[Data excerpts]
[Start]

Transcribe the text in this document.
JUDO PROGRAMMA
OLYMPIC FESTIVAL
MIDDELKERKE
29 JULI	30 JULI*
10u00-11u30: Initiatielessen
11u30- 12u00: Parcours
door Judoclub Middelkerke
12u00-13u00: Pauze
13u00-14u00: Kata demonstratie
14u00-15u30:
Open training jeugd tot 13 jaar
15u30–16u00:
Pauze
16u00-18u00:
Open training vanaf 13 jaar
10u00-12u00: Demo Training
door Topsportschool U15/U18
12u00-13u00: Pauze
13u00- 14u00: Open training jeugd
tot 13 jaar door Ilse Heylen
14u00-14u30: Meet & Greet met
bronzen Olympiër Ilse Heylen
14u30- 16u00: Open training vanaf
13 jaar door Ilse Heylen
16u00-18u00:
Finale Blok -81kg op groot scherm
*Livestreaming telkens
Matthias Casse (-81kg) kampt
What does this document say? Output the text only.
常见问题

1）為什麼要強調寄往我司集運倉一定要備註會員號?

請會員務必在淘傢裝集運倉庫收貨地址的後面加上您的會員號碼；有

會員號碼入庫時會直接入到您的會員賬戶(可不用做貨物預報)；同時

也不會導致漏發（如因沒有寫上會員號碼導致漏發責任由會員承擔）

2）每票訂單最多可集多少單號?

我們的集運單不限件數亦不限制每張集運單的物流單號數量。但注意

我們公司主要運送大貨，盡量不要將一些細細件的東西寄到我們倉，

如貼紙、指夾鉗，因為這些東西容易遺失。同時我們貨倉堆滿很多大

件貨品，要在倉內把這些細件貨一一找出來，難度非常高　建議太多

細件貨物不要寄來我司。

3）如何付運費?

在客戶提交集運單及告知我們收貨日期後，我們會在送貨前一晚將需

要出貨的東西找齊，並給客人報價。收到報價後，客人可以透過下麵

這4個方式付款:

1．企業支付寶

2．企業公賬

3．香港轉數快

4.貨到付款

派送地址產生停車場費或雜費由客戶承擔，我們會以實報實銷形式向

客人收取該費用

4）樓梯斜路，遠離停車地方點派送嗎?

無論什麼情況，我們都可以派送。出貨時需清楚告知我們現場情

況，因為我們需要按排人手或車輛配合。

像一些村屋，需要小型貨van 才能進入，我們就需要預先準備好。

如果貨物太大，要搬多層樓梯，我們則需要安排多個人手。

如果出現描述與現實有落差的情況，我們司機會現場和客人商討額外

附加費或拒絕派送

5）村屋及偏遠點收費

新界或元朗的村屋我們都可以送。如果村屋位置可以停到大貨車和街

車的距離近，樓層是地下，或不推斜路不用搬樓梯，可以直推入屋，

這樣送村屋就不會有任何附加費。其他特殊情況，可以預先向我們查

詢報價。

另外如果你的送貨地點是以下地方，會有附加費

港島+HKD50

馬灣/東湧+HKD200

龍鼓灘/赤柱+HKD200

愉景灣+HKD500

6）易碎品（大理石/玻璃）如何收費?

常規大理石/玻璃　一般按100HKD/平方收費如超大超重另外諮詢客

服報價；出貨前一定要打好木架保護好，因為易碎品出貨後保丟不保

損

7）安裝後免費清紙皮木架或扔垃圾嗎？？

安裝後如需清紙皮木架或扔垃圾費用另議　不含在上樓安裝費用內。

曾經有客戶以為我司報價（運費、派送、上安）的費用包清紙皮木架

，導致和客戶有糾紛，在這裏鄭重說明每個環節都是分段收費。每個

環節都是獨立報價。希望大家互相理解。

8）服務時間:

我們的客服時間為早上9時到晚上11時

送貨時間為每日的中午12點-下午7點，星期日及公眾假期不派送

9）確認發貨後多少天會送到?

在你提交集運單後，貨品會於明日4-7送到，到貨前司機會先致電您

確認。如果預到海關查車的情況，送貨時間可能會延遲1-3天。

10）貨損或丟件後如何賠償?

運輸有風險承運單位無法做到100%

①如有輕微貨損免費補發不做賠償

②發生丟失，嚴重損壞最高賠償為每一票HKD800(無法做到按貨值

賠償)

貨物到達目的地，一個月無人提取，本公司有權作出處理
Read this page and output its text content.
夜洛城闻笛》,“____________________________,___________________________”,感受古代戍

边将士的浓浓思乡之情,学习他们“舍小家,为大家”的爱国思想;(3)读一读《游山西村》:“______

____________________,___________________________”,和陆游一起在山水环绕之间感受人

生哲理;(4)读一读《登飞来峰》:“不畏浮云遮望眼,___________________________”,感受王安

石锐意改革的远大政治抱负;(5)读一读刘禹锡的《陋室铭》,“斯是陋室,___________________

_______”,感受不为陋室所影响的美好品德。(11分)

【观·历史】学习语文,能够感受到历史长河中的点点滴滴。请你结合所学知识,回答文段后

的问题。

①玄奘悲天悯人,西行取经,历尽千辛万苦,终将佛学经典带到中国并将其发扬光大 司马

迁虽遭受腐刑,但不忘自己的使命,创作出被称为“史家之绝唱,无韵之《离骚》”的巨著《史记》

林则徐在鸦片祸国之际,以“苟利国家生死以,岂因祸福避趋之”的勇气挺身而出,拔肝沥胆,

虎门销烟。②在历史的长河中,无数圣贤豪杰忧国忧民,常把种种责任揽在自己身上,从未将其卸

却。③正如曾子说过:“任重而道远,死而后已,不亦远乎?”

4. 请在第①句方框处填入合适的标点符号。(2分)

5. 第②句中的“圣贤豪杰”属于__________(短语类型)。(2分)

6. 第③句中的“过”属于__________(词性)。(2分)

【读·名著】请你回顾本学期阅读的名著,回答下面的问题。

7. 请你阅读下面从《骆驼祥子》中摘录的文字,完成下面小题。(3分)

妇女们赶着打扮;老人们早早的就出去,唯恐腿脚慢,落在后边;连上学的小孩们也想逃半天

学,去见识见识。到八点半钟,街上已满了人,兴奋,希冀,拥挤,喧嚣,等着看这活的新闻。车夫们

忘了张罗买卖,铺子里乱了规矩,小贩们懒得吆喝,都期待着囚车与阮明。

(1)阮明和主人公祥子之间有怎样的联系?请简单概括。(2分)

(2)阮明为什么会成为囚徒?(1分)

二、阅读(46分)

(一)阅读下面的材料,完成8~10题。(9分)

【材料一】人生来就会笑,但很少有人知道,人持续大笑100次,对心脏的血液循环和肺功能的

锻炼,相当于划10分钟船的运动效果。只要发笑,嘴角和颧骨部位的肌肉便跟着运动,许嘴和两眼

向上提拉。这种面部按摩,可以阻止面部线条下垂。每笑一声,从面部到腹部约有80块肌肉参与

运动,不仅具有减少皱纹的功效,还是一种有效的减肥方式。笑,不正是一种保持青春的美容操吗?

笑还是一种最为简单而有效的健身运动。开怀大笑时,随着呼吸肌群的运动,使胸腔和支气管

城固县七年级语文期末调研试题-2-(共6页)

[End]

Extract the complete set of records unchanged.

- Output below -
Transcribe the text in this document.
JUDO PROGRAMMA
OLYMPIC FESTIVAL
MIDDELKERKE
29 JULI	30 JULI*
10u00-11u30: Initiatielessen
11u30- 12u00: Parcours
door Judoclub Middelkerke
12u00-13u00: Pauze
13u00-14u00: Kata demonstratie
14u00-15u30:
Open training jeugd tot 13 jaar
15u30–16u00:
Pauze
16u00-18u00:
Open training vanaf 13 jaar
10u00-12u00: Demo Training
door Topsportschool U15/U18
12u00-13u00: Pauze
13u00- 14u00: Open training jeugd
tot 13 jaar door Ilse Heylen
14u00-14u30: Meet & Greet met
bronzen Olympiër Ilse Heylen
14u30- 16u00: Open training vanaf
13 jaar door Ilse Heylen
16u00-18u00:
Finale Blok -81kg op groot scherm
*Livestreaming telkens
Matthias Casse (-81kg) kampt
What does this document say? Output the text only.
常见问题

1）為什麼要強調寄往我司集運倉一定要備註會員號?

請會員務必在淘傢裝集運倉庫收貨地址的後面加上您的會員號碼；有

會員號碼入庫時會直接入到您的會員賬戶(可不用做貨物預報)；同時

也不會導致漏發（如因沒有寫上會員號碼導致漏發責任由會員承擔）

2）每票訂單最多可集多少單號?

我們的集運單不限件數亦不限制每張集運單的物流單號數量。但注意

我們公司主要運送大貨，盡量不要將一些細細件的東西寄到我們倉，

如貼紙、指夾鉗，因為這些東西容易遺失。同時我們貨倉堆滿很多大

件貨品，要在倉內把這些細件貨一一找出來，難度非常高　建議太多

細件貨物不要寄來我司。

3）如何付運費?

在客戶提交集運單及告知我們收貨日期後，我們會在送貨前一晚將需

要出貨的東西找齊，並給客人報價。收到報價後，客人可以透過下麵

這4個方式付款:

1．企業支付寶

2．企業公賬

3．香港轉數快

4.貨到付款

派送地址產生停車場費或雜費由客戶承擔，我們會以實報實銷形式向

客人收取該費用

4）樓梯斜路，遠離停車地方點派送嗎?

無論什麼情況，我們都可以派送。出貨時需清楚告知我們現場情

況，因為我們需要按排人手或車輛配合。

像一些村屋，需要小型貨van 才能進入，我們就需要預先準備好。

如果貨物太大，要搬多層樓梯，我們則需要安排多個人手。

如果出現描述與現實有落差的情況，我們司機會現場和客人商討額外

附加費或拒絕派送

5）村屋及偏遠點收費

新界或元朗的村屋我們都可以送。如果村屋位置可以停到大貨車和街

車的距離近，樓層是地下，或不推斜路不用搬樓梯，可以直推入屋，

這樣送村屋就不會有任何附加費。其他特殊情況，可以預先向我們查

詢報價。

另外如果你的送貨地點是以下地方，會有附加費

港島+HKD50

馬灣/東湧+HKD200

龍鼓灘/赤柱+HKD200

愉景灣+HKD500

6）易碎品（大理石/玻璃）如何收費?

常規大理石/玻璃　一般按100HKD/平方收費如超大超重另外諮詢客

服報價；出貨前一定要打好木架保護好，因為易碎品出貨後保丟不保

損

7）安裝後免費清紙皮木架或扔垃圾嗎？？

安裝後如需清紙皮木架或扔垃圾費用另議　不含在上樓安裝費用內。

曾經有客戶以為我司報價（運費、派送、上安）的費用包清紙皮木架

，導致和客戶有糾紛，在這裏鄭重說明每個環節都是分段收費。每個

環節都是獨立報價。希望大家互相理解。

8）服務時間:

我們的客服時間為早上9時到晚上11時

送貨時間為每日的中午12點-下午7點，星期日及公眾假期不派送

9）確認發貨後多少天會送到?

在你提交集運單後，貨品會於明日4-7送到，到貨前司機會先致電您

確認。如果預到海關查車的情況，送貨時間可能會延遲1-3天。

10）貨損或丟件後如何賠償?

運輸有風險承運單位無法做到100%

①如有輕微貨損免費補發不做賠償

②發生丟失，嚴重損壞最高賠償為每一票HKD800(無法做到按貨值

賠償)

貨物到達目的地，一個月無人提取，本公司有權作出處理
Read this page and output its text content.
夜洛城闻笛》,“____________________________,___________________________”,感受古代戍

边将士的浓浓思乡之情,学习他们“舍小家,为大家”的爱国思想;(3)读一读《游山西村》:“______

____________________,___________________________”,和陆游一起在山水环绕之间感受人

生哲理;(4)读一读《登飞来峰》:“不畏浮云遮望眼,___________________________”,感受王安

石锐意改革的远大政治抱负;(5)读一读刘禹锡的《陋室铭》,“斯是陋室,___________________

_______”,感受不为陋室所影响的美好品德。(11分)

【观·历史】学习语文,能够感受到历史长河中的点点滴滴。请你结合所学知识,回答文段后

的问题。

①玄奘悲天悯人,西行取经,历尽千辛万苦,终将佛学经典带到中国并将其发扬光大 司马

迁虽遭受腐刑,但不忘自己的使命,创作出被称为“史家之绝唱,无韵之《离骚》”的巨著《史记》

林则徐在鸦片祸国之际,以“苟利国家生死以,岂因祸福避趋之”的勇气挺身而出,拔肝沥胆,

虎门销烟。②在历史的长河中,无数圣贤豪杰忧国忧民,常把种种责任揽在自己身上,从未将其卸

却。③正如曾子说过:“任重而道远,死而后已,不亦远乎?”

4. 请在第①句方框处填入合适的标点符号。(2分)

5. 第②句中的“圣贤豪杰”属于__________(短语类型)。(2分)

6. 第③句中的“过”属于__________(词性)。(2分)

【读·名著】请你回顾本学期阅读的名著,回答下面的问题。

7. 请你阅读下面从《骆驼祥子》中摘录的文字,完成下面小题。(3分)

妇女们赶着打扮;老人们早早的就出去,唯恐腿脚慢,落在后边;连上学的小孩们也想逃半天

学,去见识见识。到八点半钟,街上已满了人,兴奋,希冀,拥挤,喧嚣,等着看这活的新闻。车夫们

忘了张罗买卖,铺子里乱了规矩,小贩们懒得吆喝,都期待着囚车与阮明。

(1)阮明和主人公祥子之间有怎样的联系?请简单概括。(2分)

(2)阮明为什么会成为囚徒?(1分)

二、阅读(46分)

(一)阅读下面的材料,完成8~10题。(9分)

【材料一】人生来就会笑,但很少有人知道,人持续大笑100次,对心脏的血液循环和肺功能的

锻炼,相当于划10分钟船的运动效果。只要发笑,嘴角和颧骨部位的肌肉便跟着运动,许嘴和两眼

向上提拉。这种面部按摩,可以阻止面部线条下垂。每笑一声,从面部到腹部约有80块肌肉参与

运动,不仅具有减少皱纹的功效,还是一种有效的减肥方式。笑,不正是一种保持青春的美容操吗?

笑还是一种最为简单而有效的健身运动。开怀大笑时,随着呼吸肌群的运动,使胸腔和支气管

城固县七年级语文期末调研试题-2-(共6页)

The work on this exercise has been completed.